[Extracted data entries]
* BEGIN *

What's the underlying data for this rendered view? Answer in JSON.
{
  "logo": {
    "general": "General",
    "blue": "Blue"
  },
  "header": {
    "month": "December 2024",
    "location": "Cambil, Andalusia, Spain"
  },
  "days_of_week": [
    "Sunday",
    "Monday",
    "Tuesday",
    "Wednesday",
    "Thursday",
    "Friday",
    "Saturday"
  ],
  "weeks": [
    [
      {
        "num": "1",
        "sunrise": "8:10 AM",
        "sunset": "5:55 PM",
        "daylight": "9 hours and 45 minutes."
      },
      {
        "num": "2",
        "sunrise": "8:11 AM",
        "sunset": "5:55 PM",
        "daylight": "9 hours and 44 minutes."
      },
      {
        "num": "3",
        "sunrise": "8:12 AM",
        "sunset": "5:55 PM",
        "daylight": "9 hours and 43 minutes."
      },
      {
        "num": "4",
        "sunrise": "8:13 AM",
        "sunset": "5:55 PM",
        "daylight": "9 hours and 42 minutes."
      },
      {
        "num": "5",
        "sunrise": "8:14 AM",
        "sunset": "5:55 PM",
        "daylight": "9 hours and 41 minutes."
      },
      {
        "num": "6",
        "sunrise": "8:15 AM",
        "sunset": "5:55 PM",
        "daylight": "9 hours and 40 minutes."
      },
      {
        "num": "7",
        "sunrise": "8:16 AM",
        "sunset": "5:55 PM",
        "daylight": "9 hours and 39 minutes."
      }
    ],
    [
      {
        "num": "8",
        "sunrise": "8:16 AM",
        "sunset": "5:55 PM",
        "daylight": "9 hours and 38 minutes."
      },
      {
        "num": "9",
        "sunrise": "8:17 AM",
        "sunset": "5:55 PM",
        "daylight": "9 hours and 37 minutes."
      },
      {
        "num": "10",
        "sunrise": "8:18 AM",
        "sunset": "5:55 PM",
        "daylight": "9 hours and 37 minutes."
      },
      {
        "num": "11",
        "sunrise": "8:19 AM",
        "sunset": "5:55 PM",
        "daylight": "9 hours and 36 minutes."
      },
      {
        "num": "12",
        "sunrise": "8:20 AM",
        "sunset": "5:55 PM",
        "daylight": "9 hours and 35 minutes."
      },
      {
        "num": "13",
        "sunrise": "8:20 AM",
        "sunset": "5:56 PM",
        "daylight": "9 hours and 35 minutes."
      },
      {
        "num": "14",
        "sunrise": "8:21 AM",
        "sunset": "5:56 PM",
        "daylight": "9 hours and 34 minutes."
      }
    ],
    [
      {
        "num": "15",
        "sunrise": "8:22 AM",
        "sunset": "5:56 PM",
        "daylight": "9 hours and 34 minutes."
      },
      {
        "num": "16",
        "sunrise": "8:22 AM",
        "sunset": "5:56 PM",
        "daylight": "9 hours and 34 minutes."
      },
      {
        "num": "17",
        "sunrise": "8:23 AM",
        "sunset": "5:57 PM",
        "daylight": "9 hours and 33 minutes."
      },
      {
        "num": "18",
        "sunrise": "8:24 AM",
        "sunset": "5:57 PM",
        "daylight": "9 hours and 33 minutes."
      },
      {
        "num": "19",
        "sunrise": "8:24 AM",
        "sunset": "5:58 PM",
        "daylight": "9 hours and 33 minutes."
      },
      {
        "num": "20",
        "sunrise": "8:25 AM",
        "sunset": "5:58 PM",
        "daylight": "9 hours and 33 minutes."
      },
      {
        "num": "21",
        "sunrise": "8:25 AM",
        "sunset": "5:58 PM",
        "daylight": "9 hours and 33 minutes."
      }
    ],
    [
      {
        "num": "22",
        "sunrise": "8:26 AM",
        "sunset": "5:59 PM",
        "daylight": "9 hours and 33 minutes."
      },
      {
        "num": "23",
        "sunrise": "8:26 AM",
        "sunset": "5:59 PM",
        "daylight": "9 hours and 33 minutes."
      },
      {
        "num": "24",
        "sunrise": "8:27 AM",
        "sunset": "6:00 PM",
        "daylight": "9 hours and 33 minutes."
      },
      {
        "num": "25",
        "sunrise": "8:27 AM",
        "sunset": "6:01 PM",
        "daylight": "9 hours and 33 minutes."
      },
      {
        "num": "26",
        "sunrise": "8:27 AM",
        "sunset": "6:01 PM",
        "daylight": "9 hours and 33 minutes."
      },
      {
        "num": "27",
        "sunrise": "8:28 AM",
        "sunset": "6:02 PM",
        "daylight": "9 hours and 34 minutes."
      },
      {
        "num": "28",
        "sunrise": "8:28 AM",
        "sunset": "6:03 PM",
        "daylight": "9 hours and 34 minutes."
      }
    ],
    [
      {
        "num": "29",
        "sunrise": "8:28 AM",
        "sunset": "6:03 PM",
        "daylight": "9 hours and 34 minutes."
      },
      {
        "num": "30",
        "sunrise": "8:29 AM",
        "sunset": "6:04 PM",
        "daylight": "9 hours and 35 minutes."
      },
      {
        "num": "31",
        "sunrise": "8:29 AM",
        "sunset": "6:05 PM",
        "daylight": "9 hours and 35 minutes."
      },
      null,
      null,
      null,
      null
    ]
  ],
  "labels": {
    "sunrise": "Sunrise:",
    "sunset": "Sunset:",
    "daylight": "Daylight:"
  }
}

* END *

## Stated goal
Return the listing above in its exact form.

## Complete response
What's the underlying data for this rendered view? Answer in JSON.
{
  "logo": {
    "general": "General",
    "blue": "Blue"
  },
  "header": {
    "month": "December 2024",
    "location": "Cambil, Andalusia, Spain"
  },
  "days_of_week": [
    "Sunday",
    "Monday",
    "Tuesday",
    "Wednesday",
    "Thursday",
    "Friday",
    "Saturday"
  ],
  "weeks": [
    [
      {
        "num": "1",
        "sunrise": "8:10 AM",
        "sunset": "5:55 PM",
        "daylight": "9 hours and 45 minutes."
      },
      {
        "num": "2",
        "sunrise": "8:11 AM",
        "sunset": "5:55 PM",
        "daylight": "9 hours and 44 minutes."
      },
      {
        "num": "3",
        "sunrise": "8:12 AM",
        "sunset": "5:55 PM",
        "daylight": "9 hours and 43 minutes."
      },
      {
        "num": "4",
        "sunrise": "8:13 AM",
        "sunset": "5:55 PM",
        "daylight": "9 hours and 42 minutes."
      },
      {
        "num": "5",
        "sunrise": "8:14 AM",
        "sunset": "5:55 PM",
        "daylight": "9 hours and 41 minutes."
      },
      {
        "num": "6",
        "sunrise": "8:15 AM",
        "sunset": "5:55 PM",
        "daylight": "9 hours and 40 minutes."
      },
      {
        "num": "7",
        "sunrise": "8:16 AM",
        "sunset": "5:55 PM",
        "daylight": "9 hours and 39 minutes."
      }
    ],
    [
      {
        "num": "8",
        "sunrise": "8:16 AM",
        "sunset": "5:55 PM",
        "daylight": "9 hours and 38 minutes."
      },
      {
        "num": "9",
        "sunrise": "8:17 AM",
        "sunset": "5:55 PM",
        "daylight": "9 hours and 37 minutes."
      },
      {
        "num": "10",
        "sunrise": "8:18 AM",
        "sunset": "5:55 PM",
        "daylight": "9 hours and 37 minutes."
      },
      {
        "num": "11",
        "sunrise": "8:19 AM",
        "sunset": "5:55 PM",
        "daylight": "9 hours and 36 minutes."
      },
      {
        "num": "12",
        "sunrise": "8:20 AM",
        "sunset": "5:55 PM",
        "daylight": "9 hours and 35 minutes."
      },
      {
        "num": "13",
        "sunrise": "8:20 AM",
        "sunset": "5:56 PM",
        "daylight": "9 hours and 35 minutes."
      },
      {
        "num": "14",
        "sunrise": "8:21 AM",
        "sunset": "5:56 PM",
        "daylight": "9 hours and 34 minutes."
      }
    ],
    [
      {
        "num": "15",
        "sunrise": "8:22 AM",
        "sunset": "5:56 PM",
        "daylight": "9 hours and 34 minutes."
      },
      {
        "num": "16",
        "sunrise": "8:22 AM",
        "sunset": "5:56 PM",
        "daylight": "9 hours and 34 minutes."
      },
      {
        "num": "17",
        "sunrise": "8:23 AM",
        "sunset": "5:57 PM",
        "daylight": "9 hours and 33 minutes."
      },
      {
        "num": "18",
        "sunrise": "8:24 AM",
        "sunset": "5:57 PM",
        "daylight": "9 hours and 33 minutes."
      },
      {
        "num": "19",
        "sunrise": "8:24 AM",
        "sunset": "5:58 PM",
        "daylight": "9 hours and 33 minutes."
      },
      {
        "num": "20",
        "sunrise": "8:25 AM",
        "sunset": "5:58 PM",
        "daylight": "9 hours and 33 minutes."
      },
      {
        "num": "21",
        "sunrise": "8:25 AM",
        "sunset": "5:58 PM",
        "daylight": "9 hours and 33 minutes."
      }
    ],
    [
      {
        "num": "22",
        "sunrise": "8:26 AM",
        "sunset": "5:59 PM",
        "daylight": "9 hours and 33 minutes."
      },
      {
        "num": "23",
        "sunrise": "8:26 AM",
        "sunset": "5:59 PM",
        "daylight": "9 hours and 33 minutes."
      },
      {
        "num": "24",
        "sunrise": "8:27 AM",
        "sunset": "6:00 PM",
        "daylight": "9 hours and 33 minutes."
      },
      {
        "num": "25",
        "sunrise": "8:27 AM",
        "sunset": "6:01 PM",
        "daylight": "9 hours and 33 minutes."
      },
      {
        "num": "26",
        "sunrise": "8:27 AM",
        "sunset": "6:01 PM",
        "daylight": "9 hours and 33 minutes."
      },
      {
        "num": "27",
        "sunrise": "8:28 AM",
        "sunset": "6:02 PM",
        "daylight": "9 hours and 34 minutes."
      },
      {
        "num": "28",
        "sunrise": "8:28 AM",
        "sunset": "6:03 PM",
        "daylight": "9 hours and 34 minutes."
      }
    ],
    [
      {
        "num": "29",
        "sunrise": "8:28 AM",
        "sunset": "6:03 PM",
        "daylight": "9 hours and 34 minutes."
      },
      {
        "num": "30",
        "sunrise": "8:29 AM",
        "sunset": "6:04 PM",
        "daylight": "9 hours and 35 minutes."
      },
      {
        "num": "31",
        "sunrise": "8:29 AM",
        "sunset": "6:05 PM",
        "daylight": "9 hours and 35 minutes."
      },
      null,
      null,
      null,
      null
    ]
  ],
  "labels": {
    "sunrise": "Sunrise:",
    "sunset": "Sunset:",
    "daylight": "Daylight:"
  }
}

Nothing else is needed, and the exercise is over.